**Task brief:**
Narrow the data below down to the lines containing "JSON".

**Raw data:**
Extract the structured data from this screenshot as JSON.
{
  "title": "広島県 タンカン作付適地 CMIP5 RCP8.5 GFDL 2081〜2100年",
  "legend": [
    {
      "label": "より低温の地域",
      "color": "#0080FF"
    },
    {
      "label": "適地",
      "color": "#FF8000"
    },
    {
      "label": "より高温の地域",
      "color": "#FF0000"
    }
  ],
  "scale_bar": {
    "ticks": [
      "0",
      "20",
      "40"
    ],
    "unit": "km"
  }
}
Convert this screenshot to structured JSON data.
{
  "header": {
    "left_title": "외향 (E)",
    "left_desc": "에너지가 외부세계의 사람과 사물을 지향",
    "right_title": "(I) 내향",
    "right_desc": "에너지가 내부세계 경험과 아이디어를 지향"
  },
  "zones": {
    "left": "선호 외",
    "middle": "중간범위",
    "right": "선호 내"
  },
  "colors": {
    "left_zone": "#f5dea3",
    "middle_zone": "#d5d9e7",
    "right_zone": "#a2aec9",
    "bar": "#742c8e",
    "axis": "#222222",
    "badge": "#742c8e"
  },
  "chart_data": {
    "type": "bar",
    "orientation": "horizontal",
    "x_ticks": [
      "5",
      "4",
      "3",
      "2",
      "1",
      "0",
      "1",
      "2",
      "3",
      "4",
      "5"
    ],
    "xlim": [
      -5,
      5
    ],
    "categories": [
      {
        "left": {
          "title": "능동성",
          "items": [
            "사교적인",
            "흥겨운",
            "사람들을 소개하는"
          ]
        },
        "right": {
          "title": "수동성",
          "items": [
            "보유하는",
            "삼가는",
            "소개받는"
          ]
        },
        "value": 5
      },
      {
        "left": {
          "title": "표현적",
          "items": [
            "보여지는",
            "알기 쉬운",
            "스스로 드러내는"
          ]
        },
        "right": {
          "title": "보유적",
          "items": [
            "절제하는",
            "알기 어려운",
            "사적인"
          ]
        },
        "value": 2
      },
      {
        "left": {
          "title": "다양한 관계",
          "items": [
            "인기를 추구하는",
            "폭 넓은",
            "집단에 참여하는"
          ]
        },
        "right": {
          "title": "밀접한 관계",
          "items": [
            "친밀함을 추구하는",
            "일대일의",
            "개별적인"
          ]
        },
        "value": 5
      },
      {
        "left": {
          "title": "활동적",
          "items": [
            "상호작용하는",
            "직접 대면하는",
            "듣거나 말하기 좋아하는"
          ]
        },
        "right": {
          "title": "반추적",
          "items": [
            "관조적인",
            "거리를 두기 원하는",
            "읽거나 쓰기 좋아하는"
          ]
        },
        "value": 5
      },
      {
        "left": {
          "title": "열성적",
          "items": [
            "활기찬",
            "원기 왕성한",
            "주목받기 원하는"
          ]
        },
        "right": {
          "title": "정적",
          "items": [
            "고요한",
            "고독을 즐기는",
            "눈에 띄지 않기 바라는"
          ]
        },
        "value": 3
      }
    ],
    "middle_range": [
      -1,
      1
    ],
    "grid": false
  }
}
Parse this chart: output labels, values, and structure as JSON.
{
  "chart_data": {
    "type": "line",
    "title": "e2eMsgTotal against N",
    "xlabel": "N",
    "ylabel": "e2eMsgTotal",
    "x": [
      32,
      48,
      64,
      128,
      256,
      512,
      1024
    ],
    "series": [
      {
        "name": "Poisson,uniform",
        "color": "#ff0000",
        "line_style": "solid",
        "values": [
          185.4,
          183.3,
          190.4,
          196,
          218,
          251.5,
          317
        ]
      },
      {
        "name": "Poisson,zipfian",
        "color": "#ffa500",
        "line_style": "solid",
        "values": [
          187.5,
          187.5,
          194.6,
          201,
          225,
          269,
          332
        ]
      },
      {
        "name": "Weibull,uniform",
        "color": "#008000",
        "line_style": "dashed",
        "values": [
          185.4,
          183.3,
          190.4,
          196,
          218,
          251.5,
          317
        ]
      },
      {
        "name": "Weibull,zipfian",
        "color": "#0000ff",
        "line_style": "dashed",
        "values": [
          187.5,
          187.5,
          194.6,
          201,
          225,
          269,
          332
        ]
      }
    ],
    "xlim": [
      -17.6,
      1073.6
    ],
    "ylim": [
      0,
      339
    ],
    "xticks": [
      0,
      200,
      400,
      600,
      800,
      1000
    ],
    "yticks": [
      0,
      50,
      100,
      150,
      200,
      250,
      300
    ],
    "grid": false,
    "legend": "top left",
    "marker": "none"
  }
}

**Task output:**
Extract the structured data from this screenshot as JSON.
Convert this screenshot to structured JSON data.
Parse this chart: output labels, values, and structure as JSON.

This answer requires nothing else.